> **Yönergeler**:
A. Dev afiş haberini "Platform tarafından yapılan açıklamada, şu" sözcüklerinin geçtiği yerden başlayıp "daha göstermek istedik." sözcüklerinden sonra durarak yeniden yaz ve bu bölümde "adliyelerde" ifadesini "mahkemelerde" ile değiştir.
B. Dev afiş haberini, gösterilen son cümleden sonra gelecek kısımla devam ettir.

> **Okuma metni**:
-------------------------
Gündem

İstanbul’da dev afiş: Ölmek istemiyorum

“Kadınlar yaşamak için defalarca dilekçe vermek zorunda kalmasın diye İstanbul Sözleşmesi'ni uygulatacağız”

01 Nisan 2021 15:10

Kadın Cinayetlerini Durduracağız Platformu, İstanbul’un kalabalık güzergâhlarından olan Zincirlikuyu’ya dev bir şikâyet dilekçesi astı. Bir kadının ‘Ölmek istemiyorum’ şeklindeki yazılı açıklaması olan dev dilekçe ile ilgili platform tarafından yapılan açıklamada, “Kadınlar yaşamak için defalarca dilekçe vermek zorunda kalmasın diye İstanbul Sözleşmesi'ni uygulatacağız” denildi.

İstanbul Sözleşmesi'nin feshedilmesine ilişkin Cumhurbaşkanı Kararı'nın Resmi Gazete'de yayımlanmasının ardından birçok ilde vatandaşlar sokağa çıkarak kararı protesto etmiş ve sözleşmeden ayrılmamıza tepkiler çığa dönüşmüştü. Son olarak, kadınların hakları için mücadele eden sivil toplum kuruluşlarından biri olan Kadın Cinayetlerini Durduracağız Platformu, dikkat çekici bir eyleme imza attı. İstanbul’un merkezi güzergahlarından biri olan Zincirlikuyu’ya üzerinde ‘Ölmek istemiyorum’ yazılı dev bir şikâyet dilekçesi astı.

"Her gün onlarca kadın bu dilekçeyi hayatta kalabilmek için veriyor"

Platform tarafından yapılan açıklamada, şu ifadelere yer verildi:

“Bugün herkesin gördüğü dev şikâyet dilekçesi bir kadının ‘Ölmek İstemiyorum' diyerek verdiği yaşam mücadelesidir. Bu sadece tek bir örnek.  Ama bu dilekçenin sahibi kadın gibi her gün onlarca, binlerce kadın bu dilekçeleri veriyor. Hayatta kalabilmek, şiddetten uzak yaşamak için karakollarda, adliyelerde mücadele ediyor.

Şikâyet dilekçeleri dikkate alınmadığında kadınlar defalarca sistematik şiddete maruz kalıyor. Bu nedenle de bu devasa dilekçe örneğini herkesin görmesini istedik. İstanbul Sözleşmesi'nin kadınlar için ne kadar hayati olduğunu bir kez daha göstermek istedik.

Arzu Aygün 9, Ayşe Tuba Arslan 23, Nahide Opuz 36, Sevtap Şahin tam 60 kez resmi makamlara başvurmuş, koruma talep etmiş ya da şikayetçi olmuşlardı. Şikayetleri görmezden gelindi ve şikayetçi oldukları erkekler tarafından öldürüldüler. Bu şikayetlerin, dilekçelerin tek bir tanesi bile dikkate alınsaydı, İstanbul Sözleşmesi uygulansaydı bugün yüzlerce kadın hayatta olabilirdi.
-------------------------
> **Listelenen kayıtlar**:

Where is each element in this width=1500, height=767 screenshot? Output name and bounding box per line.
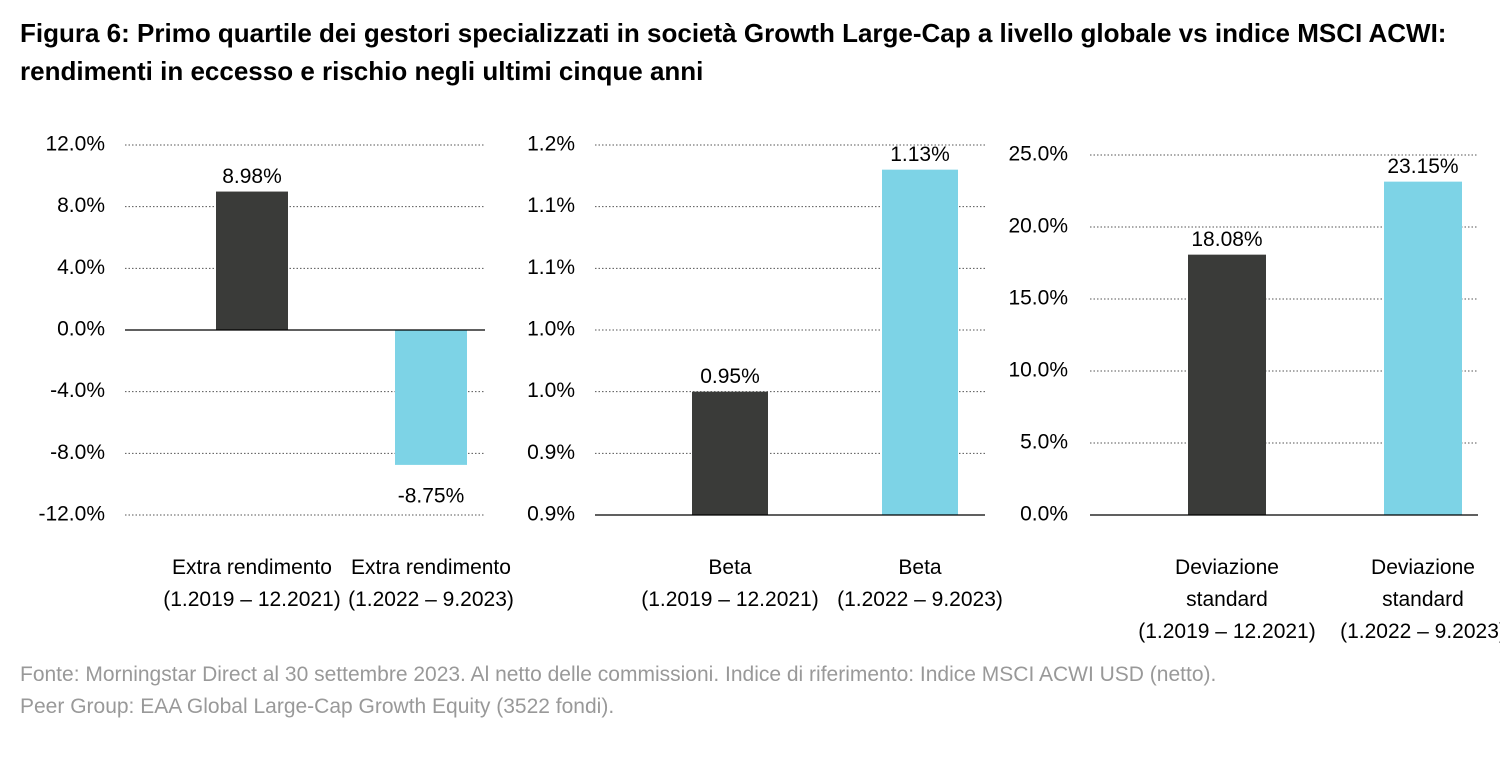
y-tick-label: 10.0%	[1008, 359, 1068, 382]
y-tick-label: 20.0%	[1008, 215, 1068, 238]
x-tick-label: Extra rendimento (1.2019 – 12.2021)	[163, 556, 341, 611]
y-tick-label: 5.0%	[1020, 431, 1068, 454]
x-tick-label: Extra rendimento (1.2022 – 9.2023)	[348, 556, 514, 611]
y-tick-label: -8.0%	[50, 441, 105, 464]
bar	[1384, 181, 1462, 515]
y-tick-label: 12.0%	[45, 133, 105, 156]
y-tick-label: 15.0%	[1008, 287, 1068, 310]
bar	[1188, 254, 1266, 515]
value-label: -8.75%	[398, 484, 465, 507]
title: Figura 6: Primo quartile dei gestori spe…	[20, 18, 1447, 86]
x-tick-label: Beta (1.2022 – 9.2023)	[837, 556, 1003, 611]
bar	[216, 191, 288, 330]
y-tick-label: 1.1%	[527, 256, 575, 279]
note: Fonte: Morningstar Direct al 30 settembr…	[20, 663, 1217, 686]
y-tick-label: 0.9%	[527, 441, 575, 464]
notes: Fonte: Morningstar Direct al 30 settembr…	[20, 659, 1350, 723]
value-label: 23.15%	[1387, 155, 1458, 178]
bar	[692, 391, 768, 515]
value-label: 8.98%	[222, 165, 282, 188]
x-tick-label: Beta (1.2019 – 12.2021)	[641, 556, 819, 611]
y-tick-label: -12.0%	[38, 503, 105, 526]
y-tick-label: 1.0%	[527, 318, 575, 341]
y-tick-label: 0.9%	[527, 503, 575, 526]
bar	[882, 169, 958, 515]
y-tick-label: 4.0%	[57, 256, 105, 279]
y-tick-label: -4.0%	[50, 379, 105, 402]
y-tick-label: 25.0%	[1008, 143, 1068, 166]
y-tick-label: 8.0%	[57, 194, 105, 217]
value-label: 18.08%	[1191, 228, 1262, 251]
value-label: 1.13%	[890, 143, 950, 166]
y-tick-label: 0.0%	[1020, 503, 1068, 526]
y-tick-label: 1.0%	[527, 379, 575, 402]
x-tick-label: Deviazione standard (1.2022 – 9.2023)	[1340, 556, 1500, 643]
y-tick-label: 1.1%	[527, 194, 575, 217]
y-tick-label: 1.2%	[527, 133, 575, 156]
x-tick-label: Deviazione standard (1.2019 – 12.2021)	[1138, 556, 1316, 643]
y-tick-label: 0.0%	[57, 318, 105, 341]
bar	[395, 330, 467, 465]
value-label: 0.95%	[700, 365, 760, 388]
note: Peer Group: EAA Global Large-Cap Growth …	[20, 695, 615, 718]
-------------------------
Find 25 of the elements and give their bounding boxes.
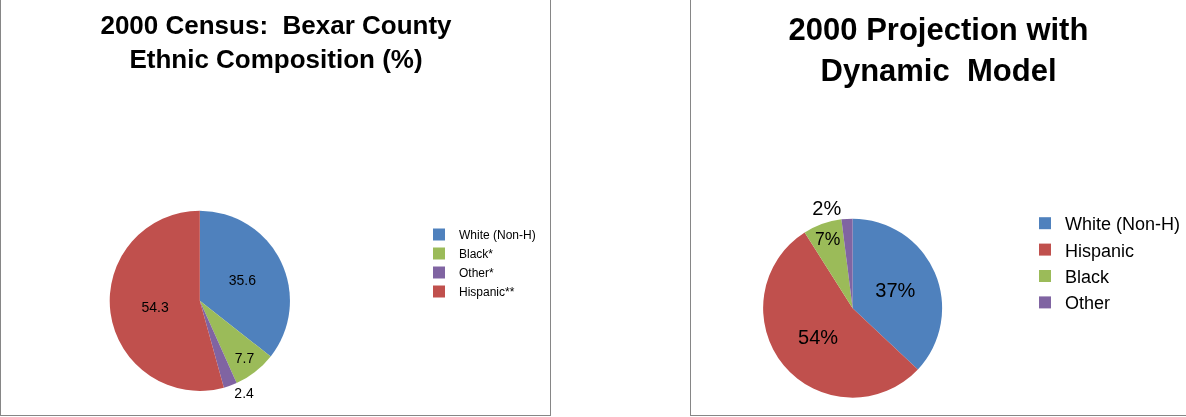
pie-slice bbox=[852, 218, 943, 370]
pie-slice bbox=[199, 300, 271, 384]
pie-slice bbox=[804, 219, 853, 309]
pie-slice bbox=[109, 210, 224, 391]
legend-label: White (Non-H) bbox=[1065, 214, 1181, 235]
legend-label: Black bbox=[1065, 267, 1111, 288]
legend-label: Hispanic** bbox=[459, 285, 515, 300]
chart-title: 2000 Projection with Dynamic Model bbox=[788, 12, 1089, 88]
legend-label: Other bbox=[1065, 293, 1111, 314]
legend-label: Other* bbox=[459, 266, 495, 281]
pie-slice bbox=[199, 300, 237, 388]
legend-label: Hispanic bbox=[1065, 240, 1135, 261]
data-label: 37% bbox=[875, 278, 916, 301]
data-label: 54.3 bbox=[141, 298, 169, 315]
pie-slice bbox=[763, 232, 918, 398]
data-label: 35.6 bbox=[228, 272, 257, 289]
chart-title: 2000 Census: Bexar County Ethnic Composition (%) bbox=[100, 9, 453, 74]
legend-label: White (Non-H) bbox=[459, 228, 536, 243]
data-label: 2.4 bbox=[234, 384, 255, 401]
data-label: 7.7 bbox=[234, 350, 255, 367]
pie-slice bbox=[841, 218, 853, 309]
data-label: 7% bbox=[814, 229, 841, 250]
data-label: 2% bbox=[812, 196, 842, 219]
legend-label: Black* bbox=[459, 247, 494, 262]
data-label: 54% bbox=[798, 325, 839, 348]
-------------------------
> **Çıktılar**:
A.
Platform tarafından yapılan açıklamada, şu ifadelere yer verildi:

“Bugün herkesin gördüğü dev şikâyet dilekçesi bir kadının ‘Ölmek İstemiyorum' diyerek verdiği yaşam mücadelesidir. Bu sadece tek bir örnek.  Ama bu dilekçenin sahibi kadın gibi her gün onlarca, binlerce kadın bu dilekçeleri veriyor. Hayatta kalabilmek, şiddetten uzak yaşamak için karakollarda, mahkemelerde mücadele ediyor.

Şikâyet dilekçeleri dikkate alınmadığında kadınlar defalarca sistematik şiddete maruz kalıyor. Bu nedenle de bu devasa dilekçe örneğini herkesin görmesini istedik. İstanbul Sözleşmesi'nin kadınlar için ne kadar hayati olduğunu bir kez daha göstermek istedik.

B.
“Karar geri çekilsin”

Cumhurbaşkanı kararnamesiyle Resmi Gazete'de yayımlanarak kadınlar için eşit ve özgür bir yaşam anlamına gelen İstanbul Sözleşmesi'nden imza geri çekildi. Sonra da kadın hakları kağıt parçalarıyla değil, vicdanla korunur diyerek açıklama yaptılar. Kadınların ihtiyacı bu kağıt parçalarının dikkate alınmasıdır. Kadınların defalarca kez şikâyet dilekçesi vermek zorunda kalmaması için İstanbul Sözleşmesi şarttır. Biz eşitlik için, eşitliği sağlayan yasaların uygulanması için mücadele ediyoruz.

Kadınlar için yaşam hakkımız başta olmak üzere, eşit ve özgür yaşamamızın garantisi olan yasalar, sözleşmelerdir. Her bir maddesi öldürülen onlarca, binlerce kadının ardından yazıldı. Kadınların verdikleri mücadeleyle var oldu. Şimdi mücadelemizle de o kararı geri çektirecek, sözleşmeyi de uygulatacağız.”

İstanbul sözleşmesi nedir?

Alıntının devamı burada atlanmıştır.